[CONSIGNE] Recopiez à l'identique le passage de l'extrait de page situé entre « Là, entre les » et « dans la maison. », bornes incluses.

[EXTRAIT DE PAGE]
Comme l'araignée qui tisse sa toile pour emprisonner ses proies, les ténèbres enveloppent les lieux d'un linceul noir, emmurant les individus qui s'y trouvent, rendant l'atmosphère étouffante et pesante.
Là, entre les murs, se cache tout monde qui abonde et fourmille de vie, un monde répugnant pour certains mais fascinant pour cet enfant désoeuvré. Les insectes envahissent les pensées de Lucas et les nôtres, rampant, rongeant, se faufilant, s'insinuant dans les moindres interstices, se repaissant de « la vie en décomposition ».
« Il ne reste rien de nous, père, hormis ces minuscules animaux attirés par la chaleur qui environne la mort. Ils sont plus vivants que nous autres, les vivants qui marchons et parlons. »
L'enfant s'est progressivement vidé de chaleur et d'amour, se ratatinant, se desséchant pour devenir insignifiant et craintif, comme tous ces insectes que nous piétinons sans nous en rendre compte.
*
Il se dégage une forme de violence contenue, davantage psychologique que physique, avec ce père despote et tout-puissant qui impose son autorité dans la maison.
Cruauté, abandon et renoncement règnent en maître.
« Même mort, père, vous êtes encore capable de me soulever le coeur. »
Les deux hommes ne sont pas étrangers à cette ambiance malsaine et effrayante.
Présence silencieuse mais intimidante, imposante, les deux cerbères sont attentifs aux moindres désirs de leur maître, attendant la moindre défaillance pour le supplanter.
« La peur ne se tait jamais. Quand on est effrayé, on doit la garder au fond de soi sans jamais la montrer à autrui. »

[DONNÉES À EXAMINER]
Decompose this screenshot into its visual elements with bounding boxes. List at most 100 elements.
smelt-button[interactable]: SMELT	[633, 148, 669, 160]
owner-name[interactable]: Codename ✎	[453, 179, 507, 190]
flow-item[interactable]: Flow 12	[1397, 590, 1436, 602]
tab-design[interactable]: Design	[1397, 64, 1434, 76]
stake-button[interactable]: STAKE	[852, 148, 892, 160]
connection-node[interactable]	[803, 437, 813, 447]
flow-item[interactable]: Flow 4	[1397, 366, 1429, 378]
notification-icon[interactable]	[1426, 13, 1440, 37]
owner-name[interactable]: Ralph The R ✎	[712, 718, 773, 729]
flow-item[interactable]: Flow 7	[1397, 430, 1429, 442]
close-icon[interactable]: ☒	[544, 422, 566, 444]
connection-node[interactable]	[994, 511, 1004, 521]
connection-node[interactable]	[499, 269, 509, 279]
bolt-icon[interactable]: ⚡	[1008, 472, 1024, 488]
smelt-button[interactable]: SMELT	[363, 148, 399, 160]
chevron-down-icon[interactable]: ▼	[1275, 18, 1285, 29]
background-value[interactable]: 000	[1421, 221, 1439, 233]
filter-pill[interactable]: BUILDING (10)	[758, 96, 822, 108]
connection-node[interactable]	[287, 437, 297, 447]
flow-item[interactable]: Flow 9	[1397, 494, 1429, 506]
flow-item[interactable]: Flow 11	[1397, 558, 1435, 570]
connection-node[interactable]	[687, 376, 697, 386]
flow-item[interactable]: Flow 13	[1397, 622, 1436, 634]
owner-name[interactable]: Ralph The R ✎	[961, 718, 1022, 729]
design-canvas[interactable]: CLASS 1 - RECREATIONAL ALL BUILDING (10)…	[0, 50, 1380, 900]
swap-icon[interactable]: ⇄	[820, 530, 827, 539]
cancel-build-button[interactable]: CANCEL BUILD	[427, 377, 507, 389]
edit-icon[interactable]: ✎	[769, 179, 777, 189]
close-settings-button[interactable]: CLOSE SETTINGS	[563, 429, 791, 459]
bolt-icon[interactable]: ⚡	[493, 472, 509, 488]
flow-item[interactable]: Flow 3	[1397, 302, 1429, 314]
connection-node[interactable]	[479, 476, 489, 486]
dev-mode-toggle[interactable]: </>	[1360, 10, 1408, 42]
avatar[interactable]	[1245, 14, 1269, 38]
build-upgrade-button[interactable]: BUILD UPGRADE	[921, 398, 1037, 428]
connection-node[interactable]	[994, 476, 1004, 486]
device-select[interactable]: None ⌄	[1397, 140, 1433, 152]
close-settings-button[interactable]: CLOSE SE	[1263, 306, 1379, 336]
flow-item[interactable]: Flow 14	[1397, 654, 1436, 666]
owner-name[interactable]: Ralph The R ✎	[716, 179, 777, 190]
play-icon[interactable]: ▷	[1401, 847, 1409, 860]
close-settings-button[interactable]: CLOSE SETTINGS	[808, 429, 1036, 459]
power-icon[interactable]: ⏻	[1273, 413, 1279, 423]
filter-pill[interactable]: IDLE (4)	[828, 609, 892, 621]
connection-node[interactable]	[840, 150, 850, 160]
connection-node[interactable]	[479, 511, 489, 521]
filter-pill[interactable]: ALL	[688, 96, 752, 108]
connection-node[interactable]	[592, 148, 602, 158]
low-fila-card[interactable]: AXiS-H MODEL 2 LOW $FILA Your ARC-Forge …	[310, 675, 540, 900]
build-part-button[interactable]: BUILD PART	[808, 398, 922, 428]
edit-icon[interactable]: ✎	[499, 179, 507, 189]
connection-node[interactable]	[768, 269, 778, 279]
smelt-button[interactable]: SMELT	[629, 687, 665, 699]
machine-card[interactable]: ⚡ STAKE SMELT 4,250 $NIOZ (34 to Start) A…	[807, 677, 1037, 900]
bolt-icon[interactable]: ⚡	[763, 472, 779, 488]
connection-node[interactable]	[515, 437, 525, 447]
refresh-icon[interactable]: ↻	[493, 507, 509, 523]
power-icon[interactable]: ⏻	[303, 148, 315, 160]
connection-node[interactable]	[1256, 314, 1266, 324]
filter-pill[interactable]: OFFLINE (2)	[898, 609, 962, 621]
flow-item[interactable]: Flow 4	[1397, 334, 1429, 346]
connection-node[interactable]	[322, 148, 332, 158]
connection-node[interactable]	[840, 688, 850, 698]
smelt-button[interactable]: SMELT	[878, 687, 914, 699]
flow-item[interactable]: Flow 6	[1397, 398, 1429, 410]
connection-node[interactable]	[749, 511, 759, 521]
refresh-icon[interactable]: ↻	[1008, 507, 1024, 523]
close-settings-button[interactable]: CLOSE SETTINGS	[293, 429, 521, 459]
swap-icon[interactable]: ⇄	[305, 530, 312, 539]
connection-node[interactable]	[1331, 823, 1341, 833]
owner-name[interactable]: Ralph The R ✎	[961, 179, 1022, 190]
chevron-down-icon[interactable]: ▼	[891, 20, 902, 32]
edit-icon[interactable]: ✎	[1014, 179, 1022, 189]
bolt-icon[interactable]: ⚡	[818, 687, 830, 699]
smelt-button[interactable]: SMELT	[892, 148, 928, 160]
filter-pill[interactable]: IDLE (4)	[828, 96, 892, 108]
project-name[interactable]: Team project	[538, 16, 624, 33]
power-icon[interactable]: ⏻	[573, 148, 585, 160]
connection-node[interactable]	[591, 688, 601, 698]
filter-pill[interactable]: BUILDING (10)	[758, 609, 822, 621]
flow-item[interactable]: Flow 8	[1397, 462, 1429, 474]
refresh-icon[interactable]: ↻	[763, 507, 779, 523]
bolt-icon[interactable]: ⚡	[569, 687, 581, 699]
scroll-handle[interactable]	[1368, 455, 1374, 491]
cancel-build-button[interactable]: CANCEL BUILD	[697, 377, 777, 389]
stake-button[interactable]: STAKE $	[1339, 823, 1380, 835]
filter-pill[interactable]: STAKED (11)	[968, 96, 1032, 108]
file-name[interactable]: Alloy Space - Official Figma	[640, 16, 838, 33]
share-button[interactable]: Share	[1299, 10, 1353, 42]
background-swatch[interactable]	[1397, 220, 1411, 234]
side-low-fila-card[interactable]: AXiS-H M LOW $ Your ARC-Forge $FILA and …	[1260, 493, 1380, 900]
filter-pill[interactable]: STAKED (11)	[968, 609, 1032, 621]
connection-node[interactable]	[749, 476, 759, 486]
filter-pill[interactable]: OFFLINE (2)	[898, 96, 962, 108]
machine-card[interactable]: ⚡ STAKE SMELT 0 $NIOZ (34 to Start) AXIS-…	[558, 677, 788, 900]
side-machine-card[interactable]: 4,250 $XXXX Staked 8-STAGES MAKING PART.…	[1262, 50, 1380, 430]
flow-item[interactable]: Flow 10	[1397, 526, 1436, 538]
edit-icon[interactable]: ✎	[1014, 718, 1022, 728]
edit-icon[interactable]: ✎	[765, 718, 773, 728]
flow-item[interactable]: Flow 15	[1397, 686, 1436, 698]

[RÉPONSE]
Là, entre les murs, se cache tout monde qui abonde et fourmille de vie, un monde répugnant pour certains mais fascinant pour cet enfant désoeuvré. Les insectes envahissent les pensées de Lucas et les nôtres, rampant, rongeant, se faufilant, s'insinuant dans les moindres interstices, se repaissant de « la vie en décomposition ».
« Il ne reste rien de nous, père, hormis ces minuscules animaux attirés par la chaleur qui environne la mort. Ils sont plus vivants que nous autres, les vivants qui marchons et parlons. »
L'enfant s'est progressivement vidé de chaleur et d'amour, se ratatinant, se desséchant pour devenir insignifiant et craintif, comme tous ces insectes que nous piétinons sans nous en rendre compte.
*
Il se dégage une forme de violence contenue, davantage psychologique que physique, avec ce père despote et tout-puissant qui impose son autorité dans la maison.